(Entries from a dataset)
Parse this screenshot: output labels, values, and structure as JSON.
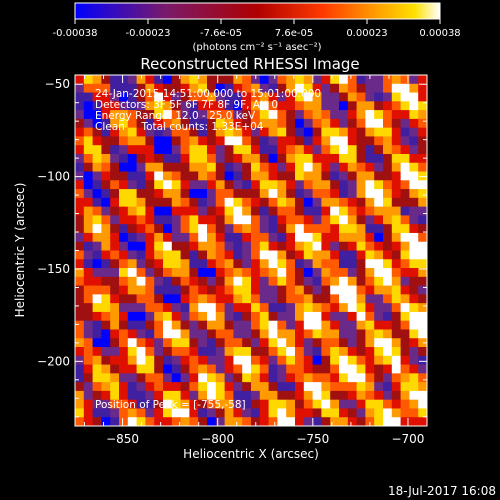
{
  "chart_data": {
    "type": "heatmap",
    "title": "Reconstructed RHESSI Image",
    "xlabel": "Heliocentric X (arcsec)",
    "ylabel": "Heliocentric Y (arcsec)",
    "xlim": [
      -875,
      -690
    ],
    "ylim": [
      -235,
      -45
    ],
    "xticks": [
      -850,
      -800,
      -750,
      -700
    ],
    "yticks": [
      -50,
      -100,
      -150,
      -200
    ],
    "colorbar": {
      "min": -0.00038,
      "max": 0.00038,
      "tick_labels": [
        "-0.00038",
        "-0.00023",
        "-7.6e-05",
        "7.6e-05",
        "0.00023",
        "0.00038"
      ],
      "unit_label": "(photons cm⁻² s⁻¹ asec⁻²)"
    },
    "annotations": {
      "time_range": "24-Jan-2015 14:51:00.000 to 15:01:00.000",
      "detectors": "Detectors: 3F 5F 6F 7F 8F 9F, Att 0",
      "energy_range": "Energy Range: 12.0 - 25.0 keV",
      "method_counts": "Clean     Total counts: 1.33E+04",
      "peak_position": "Position of Peak = [-755,-58]"
    },
    "peak": {
      "x": -755,
      "y": -58
    },
    "grid_size": [
      40,
      40
    ],
    "palette": [
      "#0000ff",
      "#4020a0",
      "#6a2a8a",
      "#a01010",
      "#e01000",
      "#ff5a00",
      "#ff9a00",
      "#ffd800",
      "#ffffff"
    ]
  },
  "footer": {
    "date_stamp": "18-Jul-2017 16:08"
  }
}
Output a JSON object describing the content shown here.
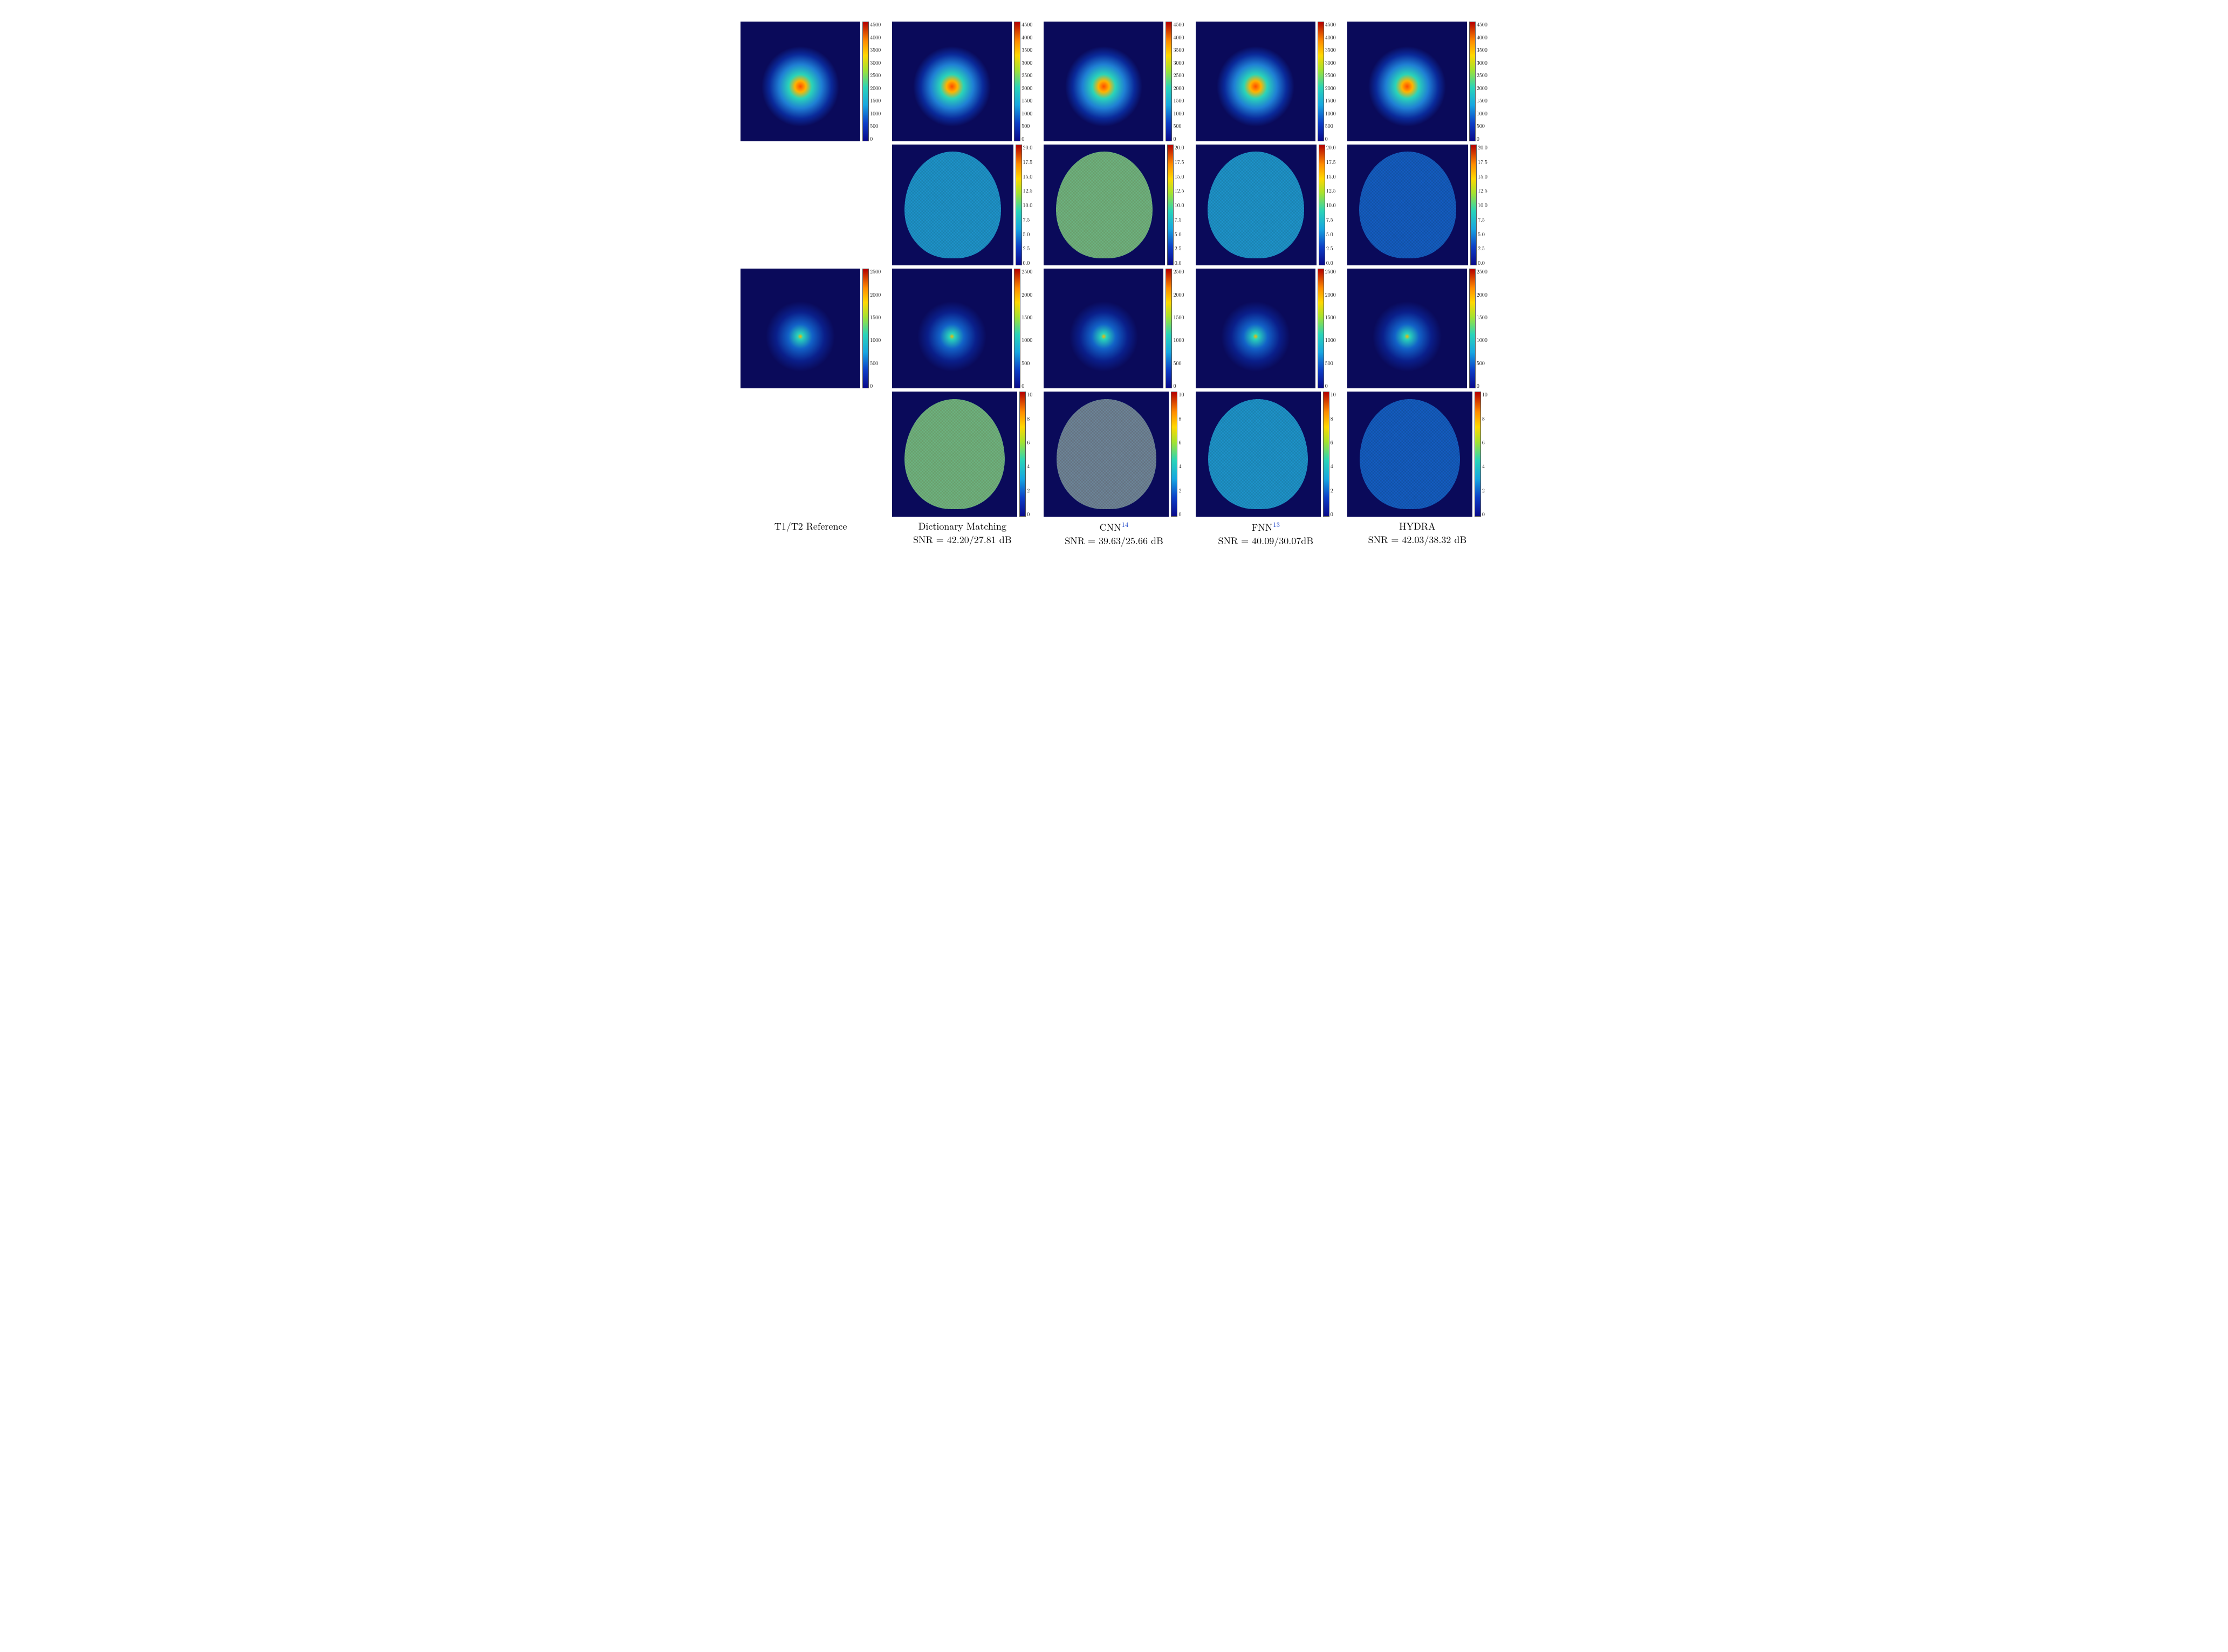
{
  "columns": [
    {
      "title": "T1/T2 Reference",
      "snr": ""
    },
    {
      "title": "Dictionary Matching",
      "snr": "SNR = 42.20/27.81 dB"
    },
    {
      "title": "CNN",
      "cite": "14",
      "snr": "SNR = 39.63/25.66 dB"
    },
    {
      "title": "FNN",
      "cite": "13",
      "snr": "SNR = 40.09/30.07dB"
    },
    {
      "title": "HYDRA",
      "snr": "SNR = 42.03/38.32 dB"
    }
  ],
  "rows": [
    {
      "kind": "map",
      "variant": "b1",
      "cells": [
        true,
        true,
        true,
        true,
        true
      ],
      "colorbar": "cb_4500"
    },
    {
      "kind": "error",
      "variant": "e1",
      "cells": [
        false,
        true,
        true,
        true,
        true
      ],
      "colorbar": "cb_20",
      "err_levels": [
        "mid",
        "high",
        "mid",
        "low"
      ]
    },
    {
      "kind": "map",
      "variant": "b2",
      "cells": [
        true,
        true,
        true,
        true,
        true
      ],
      "colorbar": "cb_2500"
    },
    {
      "kind": "error",
      "variant": "e2",
      "cells": [
        false,
        true,
        true,
        true,
        true
      ],
      "colorbar": "cb_10",
      "err_levels": [
        "high",
        "vhigh",
        "mid",
        "low"
      ]
    }
  ],
  "colorbars": {
    "cb_4500": {
      "min": 0,
      "max": 4500,
      "ticks": [
        "4500",
        "4000",
        "3500",
        "3000",
        "2500",
        "2000",
        "1500",
        "1000",
        "500",
        "0"
      ]
    },
    "cb_20": {
      "min": 0,
      "max": 20,
      "ticks": [
        "20.0",
        "17.5",
        "15.0",
        "12.5",
        "10.0",
        "7.5",
        "5.0",
        "2.5",
        "0.0"
      ]
    },
    "cb_2500": {
      "min": 0,
      "max": 2500,
      "ticks": [
        "2500",
        "2000",
        "1500",
        "1000",
        "500",
        "0"
      ]
    },
    "cb_10": {
      "min": 0,
      "max": 10,
      "ticks": [
        "10",
        "8",
        "6",
        "4",
        "2",
        "0"
      ]
    }
  },
  "styling": {
    "background": "#ffffff",
    "panel_background": "#0a0a5a",
    "jet_gradient_stops": [
      "#0a0a8a",
      "#0d3fc7",
      "#17a6e0",
      "#2ad4b8",
      "#a6e22e",
      "#ffd700",
      "#ff8c00",
      "#b30000"
    ],
    "label_fontsize_pt": 14,
    "tick_fontsize_pt": 8,
    "cite_color": "#1840c7",
    "grid_cols": 5,
    "grid_rows": 4,
    "aspect_ratio": "4131:3063"
  }
}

[Exercise instructions]
Every line of the records that includes the word "Heliocentric" should be gathered.

[Full output]
    "xlabel": "Heliocentric X (arcsec)",
    "ylabel": "Heliocentric Y (arcsec)",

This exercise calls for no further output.